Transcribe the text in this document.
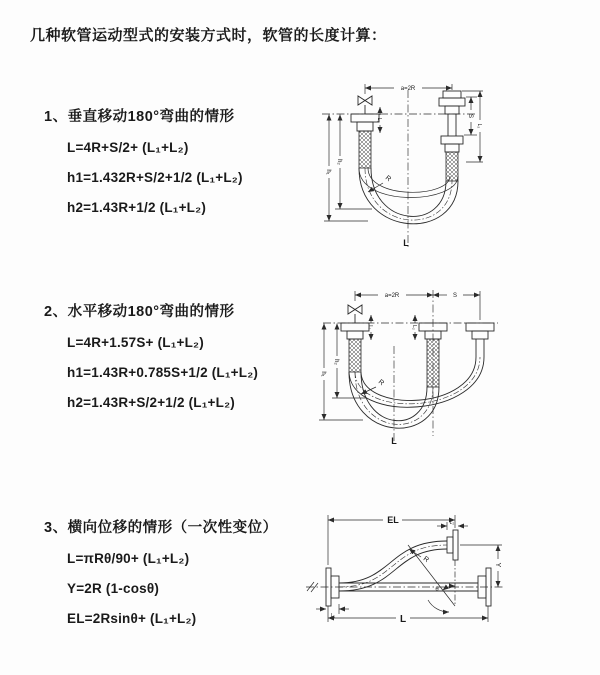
几种软管运动型式的安装方式时，软管的长度计算：
1、垂直移动180°弯曲的情形
L=4R+S/2+ (L₁+L₂)
h1=1.432R+S/2+1/2 (L₁+L₂)
h2=1.43R+1/2 (L₁+L₂)
2、水平移动180°弯曲的情形
L=4R+1.57S+ (L₁+L₂)
h1=1.43R+0.785S+1/2 (L₁+L₂)
h2=1.43R+S/2+1/2 (L₁+L₂)
3、横向位移的情形（一次性变位）
L=πRθ/90+ (L₁+L₂)
Y=2R (1-cosθ)
EL=2Rsinθ+ (L₁+L₂)
a=2R
h₁
h₂
L₁
S
L₂
R
L
a=2R	S
h₁
h₂
L₁	L₂
R
L
EL	L₂
θ
R
Y
L₁	L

——————————

### Challenge
Using the data above, write out every line exactly, leaving the images behind.

### The answer
Transcribe the text in this document.
几种软管运动型式的安装方式时，软管的长度计算：
1、垂直移动180°弯曲的情形
L=4R+S/2+ (L₁+L₂)
h1=1.432R+S/2+1/2 (L₁+L₂)
h2=1.43R+1/2 (L₁+L₂)
2、水平移动180°弯曲的情形
L=4R+1.57S+ (L₁+L₂)
h1=1.43R+0.785S+1/2 (L₁+L₂)
h2=1.43R+S/2+1/2 (L₁+L₂)
3、横向位移的情形（一次性变位）
L=πRθ/90+ (L₁+L₂)
Y=2R (1-cosθ)
EL=2Rsinθ+ (L₁+L₂)
a=2R
h₁
h₂
L₁
S
L₂
R
L
a=2R	S
h₁
h₂
L₁	L₂
R
L
EL	L₂
θ
R
Y
L₁	L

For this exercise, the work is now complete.